> INSTRUCTIONS FOR THE TASK
Produce an exact copy of all the data below, dropping every image.

> SOURCE DATA
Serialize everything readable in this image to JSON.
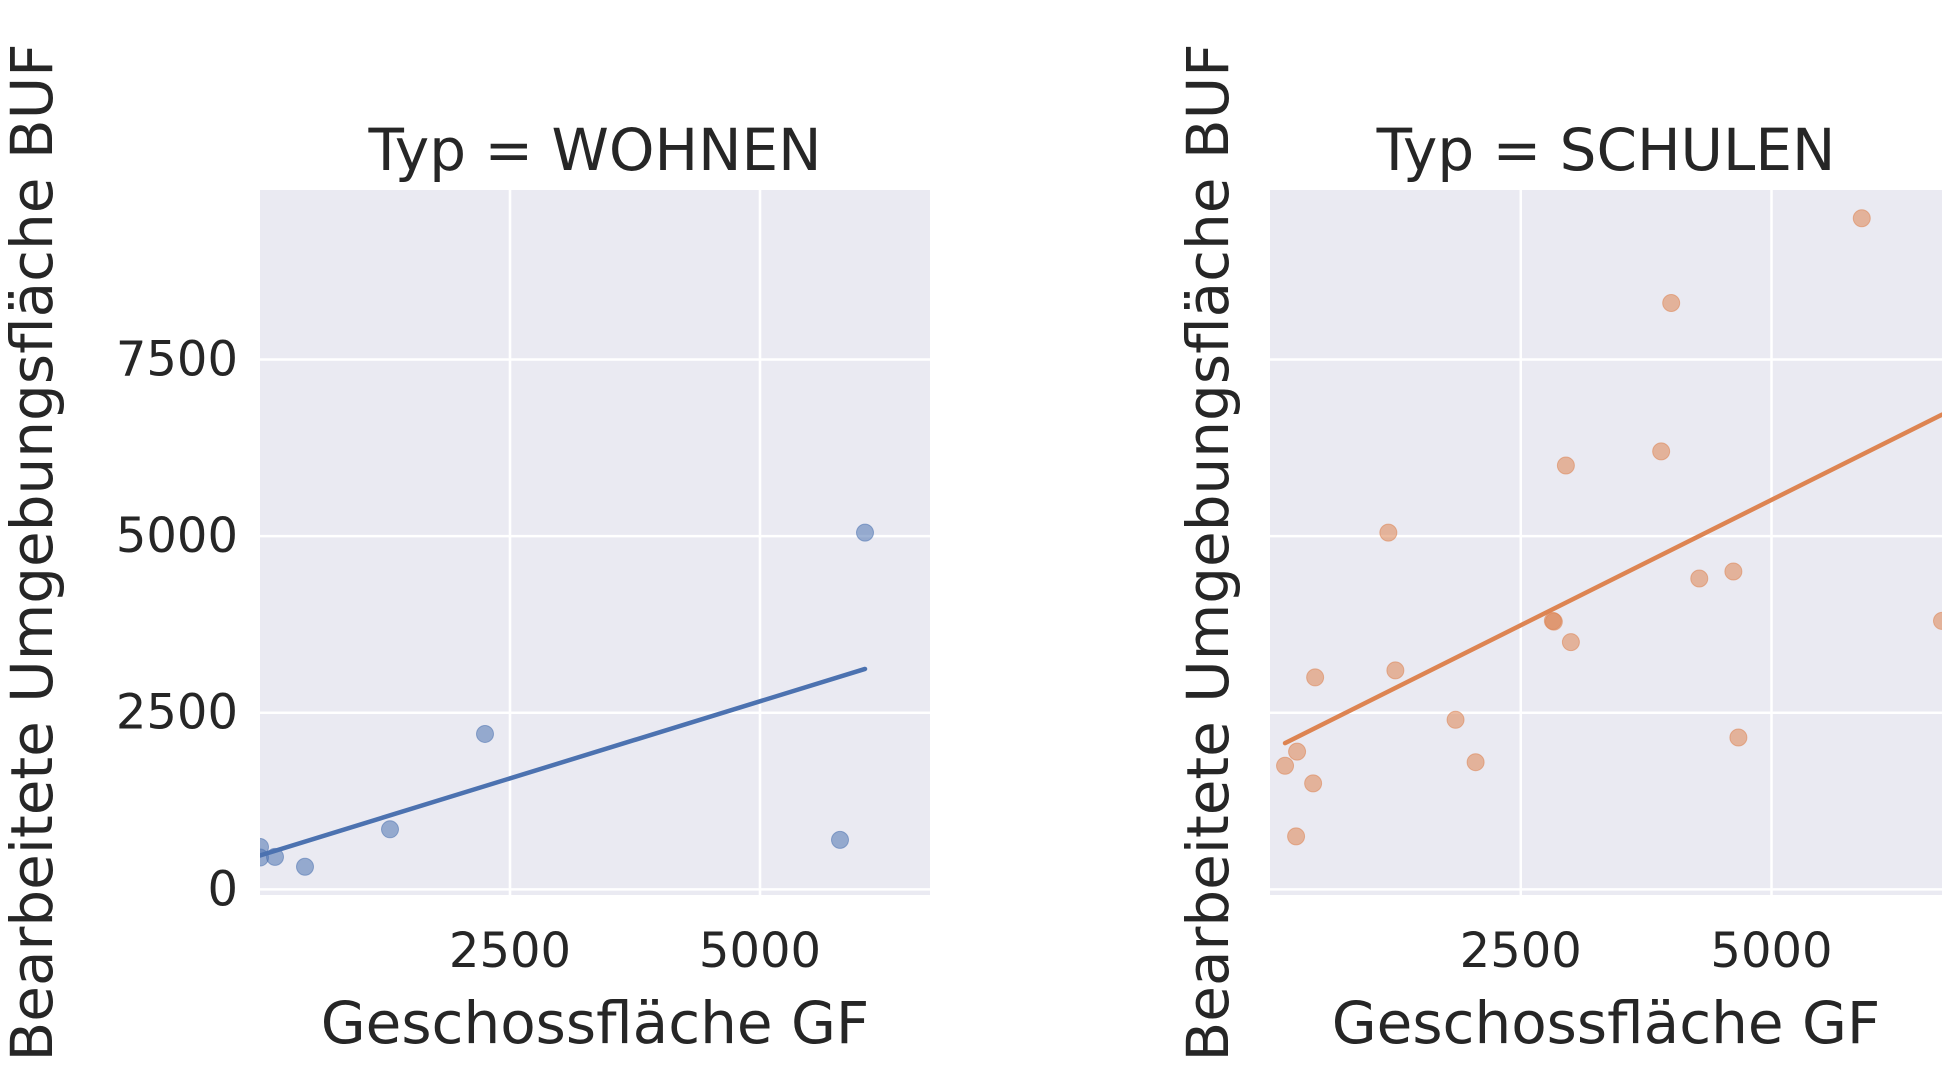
{
  "colors": {
    "background": "#eaeaf2",
    "grid": "#ffffff",
    "text": "#262626",
    "wohnen": "#4c72b0",
    "schulen": "#dd8452"
  },
  "chart_data": [
    {
      "type": "scatter",
      "title": "Typ = WOHNEN",
      "xlabel": "Geschossfläche GF",
      "ylabel": "Bearbeitete Umgebungsfläche BUF",
      "xlim": [
        0,
        6700
      ],
      "ylim": [
        -80,
        9900
      ],
      "xticks": [
        2500,
        5000
      ],
      "yticks": [
        0,
        2500,
        5000,
        7500
      ],
      "xtick_labels": [
        "2500",
        "5000"
      ],
      "ytick_labels": [
        "0",
        "2500",
        "5000",
        "7500"
      ],
      "grid": true,
      "series": [
        {
          "color": "#4c72b0",
          "points": [
            {
              "x": 0,
              "y": 600
            },
            {
              "x": 0,
              "y": 450
            },
            {
              "x": 150,
              "y": 460
            },
            {
              "x": 450,
              "y": 320
            },
            {
              "x": 1300,
              "y": 850
            },
            {
              "x": 2250,
              "y": 2200
            },
            {
              "x": 5800,
              "y": 700
            },
            {
              "x": 6050,
              "y": 5050
            }
          ],
          "regression": {
            "x": [
              0,
              6050
            ],
            "y": [
              480,
              3120
            ]
          }
        }
      ]
    },
    {
      "type": "scatter",
      "title": "Typ = SCHULEN",
      "xlabel": "Geschossfläche GF",
      "ylabel": "Bearbeitete Umgebungsfläche BUF",
      "xlim": [
        0,
        6700
      ],
      "ylim": [
        -80,
        9900
      ],
      "xticks": [
        2500,
        5000
      ],
      "yticks": [
        0,
        2500,
        5000,
        7500
      ],
      "xtick_labels": [
        "2500",
        "5000"
      ],
      "ytick_labels": [],
      "grid": true,
      "series": [
        {
          "color": "#dd8452",
          "points": [
            {
              "x": 150,
              "y": 1750
            },
            {
              "x": 270,
              "y": 1950
            },
            {
              "x": 260,
              "y": 750
            },
            {
              "x": 430,
              "y": 1500
            },
            {
              "x": 450,
              "y": 3000
            },
            {
              "x": 1180,
              "y": 5050
            },
            {
              "x": 1250,
              "y": 3100
            },
            {
              "x": 1850,
              "y": 2400
            },
            {
              "x": 2050,
              "y": 1800
            },
            {
              "x": 2820,
              "y": 3800
            },
            {
              "x": 2830,
              "y": 3790
            },
            {
              "x": 2950,
              "y": 6000
            },
            {
              "x": 3000,
              "y": 3500
            },
            {
              "x": 3900,
              "y": 6200
            },
            {
              "x": 4000,
              "y": 8300
            },
            {
              "x": 4280,
              "y": 4400
            },
            {
              "x": 4620,
              "y": 4500
            },
            {
              "x": 4670,
              "y": 2150
            },
            {
              "x": 5900,
              "y": 9500
            },
            {
              "x": 6700,
              "y": 3800
            }
          ],
          "regression": {
            "x": [
              150,
              6700
            ],
            "y": [
              2070,
              6720
            ]
          }
        }
      ]
    }
  ]
}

> REPLY TO THE EXERCISE
Serialize everything readable in this image to JSON.
{
  "colors": {
    "background": "#eaeaf2",
    "grid": "#ffffff",
    "text": "#262626",
    "wohnen": "#4c72b0",
    "schulen": "#dd8452"
  },
  "chart_data": [
    {
      "type": "scatter",
      "title": "Typ = WOHNEN",
      "xlabel": "Geschossfläche GF",
      "ylabel": "Bearbeitete Umgebungsfläche BUF",
      "xlim": [
        0,
        6700
      ],
      "ylim": [
        -80,
        9900
      ],
      "xticks": [
        2500,
        5000
      ],
      "yticks": [
        0,
        2500,
        5000,
        7500
      ],
      "xtick_labels": [
        "2500",
        "5000"
      ],
      "ytick_labels": [
        "0",
        "2500",
        "5000",
        "7500"
      ],
      "grid": true,
      "series": [
        {
          "color": "#4c72b0",
          "points": [
            {
              "x": 0,
              "y": 600
            },
            {
              "x": 0,
              "y": 450
            },
            {
              "x": 150,
              "y": 460
            },
            {
              "x": 450,
              "y": 320
            },
            {
              "x": 1300,
              "y": 850
            },
            {
              "x": 2250,
              "y": 2200
            },
            {
              "x": 5800,
              "y": 700
            },
            {
              "x": 6050,
              "y": 5050
            }
          ],
          "regression": {
            "x": [
              0,
              6050
            ],
            "y": [
              480,
              3120
            ]
          }
        }
      ]
    },
    {
      "type": "scatter",
      "title": "Typ = SCHULEN",
      "xlabel": "Geschossfläche GF",
      "ylabel": "Bearbeitete Umgebungsfläche BUF",
      "xlim": [
        0,
        6700
      ],
      "ylim": [
        -80,
        9900
      ],
      "xticks": [
        2500,
        5000
      ],
      "yticks": [
        0,
        2500,
        5000,
        7500
      ],
      "xtick_labels": [
        "2500",
        "5000"
      ],
      "ytick_labels": [],
      "grid": true,
      "series": [
        {
          "color": "#dd8452",
          "points": [
            {
              "x": 150,
              "y": 1750
            },
            {
              "x": 270,
              "y": 1950
            },
            {
              "x": 260,
              "y": 750
            },
            {
              "x": 430,
              "y": 1500
            },
            {
              "x": 450,
              "y": 3000
            },
            {
              "x": 1180,
              "y": 5050
            },
            {
              "x": 1250,
              "y": 3100
            },
            {
              "x": 1850,
              "y": 2400
            },
            {
              "x": 2050,
              "y": 1800
            },
            {
              "x": 2820,
              "y": 3800
            },
            {
              "x": 2830,
              "y": 3790
            },
            {
              "x": 2950,
              "y": 6000
            },
            {
              "x": 3000,
              "y": 3500
            },
            {
              "x": 3900,
              "y": 6200
            },
            {
              "x": 4000,
              "y": 8300
            },
            {
              "x": 4280,
              "y": 4400
            },
            {
              "x": 4620,
              "y": 4500
            },
            {
              "x": 4670,
              "y": 2150
            },
            {
              "x": 5900,
              "y": 9500
            },
            {
              "x": 6700,
              "y": 3800
            }
          ],
          "regression": {
            "x": [
              150,
              6700
            ],
            "y": [
              2070,
              6720
            ]
          }
        }
      ]
    }
  ]
}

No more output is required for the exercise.